> [Tasks for this exercise]
**A)** Answer these questions from the passage on horse muscle re-education:
(i) What were the original activities of horses?
(ii) What were horses even called after humans began teaching them other ways of using their muscles?
(iii) How much control does a newborn foal have over its muscles?
**B)** Copy the passage on horse muscle re-education from "This is accentuated" up to and including "muscles need help.".
**C)** Go on with the passage on horse muscle re-education, picking up after its last sentence.

Is this really normal activity for a horse? Even though your horse may adapt to this and similar activities, this is not a normal activity for your horse.
Horses original activities were to graze and run wild over hill and dale. Their movements were long and flowing. When humans entered the picture we began to teach them other ways of using their muscles. They were even called beasts of burden.
Horses today are asked to perform the same task over and over. We love them so much that we put them in fine stables, blanket and totally care for them. They rarely have the opportunity to run, jump and frolic in a large field. Here they use all of their muscles and they don’t cause a repetitive overuse syndrome.
These horses can have the same problem that humans have had when they acquire occupational overuse syndrome. Because the animal is performing the same type of activity over and over his muscles become out of balance or educated to that function..
This is accentuated if the animal is injured and not able to perform for a period of time. The muscles will atrophy to a point of disuse (especially if stabled or movement is restricted). Because of the atrophy the muscles will need to be re-educated. In a young healthy horse general activity may be all that is needed. However, when it is severe or the animal is older, the muscles need help.
RE-EDUCATION OF MUSCLES: What does that mean? How can a muscle be re-educated? Is a muscle educated in the first place? Muscle Re-education relates to a muscle being used to a different level of activity than is its normal (or acquired normal) activity. When the muscle is required to perform a different function (i.e. barrel racing, pole bending, jumping, games, etc.) the muscle responds negatively (i.e. pain, spasm, etc.) until it is re-educated to the activity level placed upon it. The need to re-educate a muscle can be the result of various causes (a sprain, injury, repetitive use, disease, change of task description, etc.).
A muscle is educated. A newborn foal has no control over its muscles. It cannot immediately walk, run or jump. The muscles have to be educated. Granted this does happen faster than with a human child. But the process is the same; the muscles are trained (through repetitive movements) allowing the foal to do the things they could not do when first born. As they grow, most healthy horses train their muscles equally.

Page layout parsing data
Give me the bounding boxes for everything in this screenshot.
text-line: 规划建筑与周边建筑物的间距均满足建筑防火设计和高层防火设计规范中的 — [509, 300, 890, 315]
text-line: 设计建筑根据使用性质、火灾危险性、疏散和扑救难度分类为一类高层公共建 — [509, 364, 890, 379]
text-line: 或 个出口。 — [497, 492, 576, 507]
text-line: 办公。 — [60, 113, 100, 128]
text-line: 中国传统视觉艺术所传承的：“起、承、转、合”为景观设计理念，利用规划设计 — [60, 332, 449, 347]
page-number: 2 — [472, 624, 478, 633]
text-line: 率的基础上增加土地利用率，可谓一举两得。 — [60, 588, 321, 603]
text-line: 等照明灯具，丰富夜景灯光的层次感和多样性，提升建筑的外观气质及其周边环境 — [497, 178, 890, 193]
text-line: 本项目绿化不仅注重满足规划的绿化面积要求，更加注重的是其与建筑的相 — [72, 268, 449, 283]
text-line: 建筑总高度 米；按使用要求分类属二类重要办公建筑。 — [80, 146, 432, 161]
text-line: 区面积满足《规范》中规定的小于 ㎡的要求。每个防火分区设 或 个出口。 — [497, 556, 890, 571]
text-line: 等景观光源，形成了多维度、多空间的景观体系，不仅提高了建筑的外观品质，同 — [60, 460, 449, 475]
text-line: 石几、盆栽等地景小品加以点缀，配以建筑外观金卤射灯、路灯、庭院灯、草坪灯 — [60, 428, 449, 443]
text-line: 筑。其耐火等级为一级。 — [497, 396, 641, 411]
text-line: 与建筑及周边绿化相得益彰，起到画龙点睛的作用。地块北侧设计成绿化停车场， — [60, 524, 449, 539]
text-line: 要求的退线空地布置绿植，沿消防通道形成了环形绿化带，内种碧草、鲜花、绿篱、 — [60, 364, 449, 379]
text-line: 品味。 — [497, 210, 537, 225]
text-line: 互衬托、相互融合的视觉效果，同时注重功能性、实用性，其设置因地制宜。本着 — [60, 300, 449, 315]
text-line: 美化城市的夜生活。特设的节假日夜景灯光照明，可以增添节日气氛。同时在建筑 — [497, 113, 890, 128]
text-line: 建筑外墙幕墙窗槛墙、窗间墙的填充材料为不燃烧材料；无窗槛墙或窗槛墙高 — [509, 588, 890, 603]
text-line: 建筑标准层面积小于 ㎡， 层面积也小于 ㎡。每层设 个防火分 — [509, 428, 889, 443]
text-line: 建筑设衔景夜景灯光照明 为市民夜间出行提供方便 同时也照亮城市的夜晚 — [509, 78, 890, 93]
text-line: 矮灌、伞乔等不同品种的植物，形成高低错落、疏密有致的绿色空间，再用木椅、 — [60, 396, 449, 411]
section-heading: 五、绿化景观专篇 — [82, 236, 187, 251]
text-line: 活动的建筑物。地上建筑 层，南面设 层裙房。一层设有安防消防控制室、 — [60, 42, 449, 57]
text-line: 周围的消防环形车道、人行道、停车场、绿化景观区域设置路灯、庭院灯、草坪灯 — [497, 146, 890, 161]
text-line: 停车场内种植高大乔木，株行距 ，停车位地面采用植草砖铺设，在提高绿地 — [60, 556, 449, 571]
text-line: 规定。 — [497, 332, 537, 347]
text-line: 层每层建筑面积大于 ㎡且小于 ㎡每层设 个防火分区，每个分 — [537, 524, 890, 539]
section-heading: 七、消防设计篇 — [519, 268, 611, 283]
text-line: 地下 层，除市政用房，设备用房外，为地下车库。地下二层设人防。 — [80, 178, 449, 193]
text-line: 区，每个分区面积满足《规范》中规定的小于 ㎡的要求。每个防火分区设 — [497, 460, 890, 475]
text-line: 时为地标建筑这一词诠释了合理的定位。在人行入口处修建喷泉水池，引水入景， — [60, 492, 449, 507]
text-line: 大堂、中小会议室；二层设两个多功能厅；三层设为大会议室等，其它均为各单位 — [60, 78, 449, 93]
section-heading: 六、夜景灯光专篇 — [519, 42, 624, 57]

> [Answers to the tasks]
**A)**
(i) To graze and run wild over hill and dale.
(ii) Beasts of burden.
(iii) None; a newborn foal has no control over its muscles.

**B)**
This is accentuated if the animal is injured and not able to perform for a period of time. The muscles will atrophy to a point of disuse (especially if stabled or movement is restricted). Because of the atrophy the muscles will need to be re-educated. In a young healthy horse general activity may be all that is needed. However, when it is severe or the animal is older, the muscles need help.

**C)**
If the horse is used differently, stops its usual event performance or is injured, the muscles will regress or atrophy back to the point prior to being educated or even worse.
Today there are fewer incidences of horses pulling wagons and plowing fields. They are mostly used athletically in various games, from rodeo events to steeplechase. Studies have shown injured muscles do acquire a learned disuse”.
Disuse Atrophy can cause loss of muscle strength and even muscle mass (i.e. a fall, working an event without warming up causing a muscle strain, hitting a jump, etc.). Injured humans have been treated for the after effects of strains and sprains for years. It has been thought that horses could work out the problem on their own. We need to look at horses. They have the same basic musculoskeletal system as humans. The names of the muscles are even similar.
A wise veterinarian told us; A horse’s musculoskeletal system is just like humans except the horse has longer tendons and ligaments with shorter muscles.
The NC-Equine was developed for this purpose.
- The individual muscles that are affected can be identified and treated individually.
- Treatments are gentle to the animal, thus allowing a longer treatment period.
- Stronger contractions for more muscle recruitment.
- The unit is portable and very-user friendly so the owner or attendant of the animal can continue the treatment program at home or in the stable.
The NC-Equine simulates exercise. This program works the muscles more intensely, recruiting more muscle fiber than an injured animal can do and directs the treatments to the individual muscle groups involved. Thus the recovery process to re-educate muscles is shortened and much less painful.
Graduation from the treatment program only means the animal must go on to a higher level of education. After the prescribed period of treatment, the animal is to continue an active workout program to keep the muscles healthy and in balance. If left to recover on their own, the Re-education of an injured muscle can be a long, and many times, painful process.
Electrical Stimulation has been used in conjunction with human Physical Therapy for many years. Within the NeuroCare development they were all being addressed to human muscle and nerve problems. However, because of the love of horses shared by the owners of the company, they began adapting the machine to help their horses to overcome nerve and muscle problems similar to ones they were seeing in human clients.
With a little adaptation for use with animals and some cosmetic changes the NC-Equine was created.
The NC-Equine is a brand-name neuromuscular stimulator. There are some specific differences in the construction of the NC-Equine when compared to other units of this sort. (These differences are outlined in other publications.) Here we will look at the applications in which the NC-Equine and its Treatment Program have proven to be successful.
AREAS/INSTANCES OF MUSCLE RE-EDUCATION:
- Post operative muscle rehab.
- 100% muscle recruitment
- Frozen shoulder syndrome
- Increase tone and strength of deep muscle
- Off-site Physical Therapy
- Better patient compliance to physical therapy
- Repetitive or overuse injuries (i.e. barrel racing, pole bending, jumping, etc.)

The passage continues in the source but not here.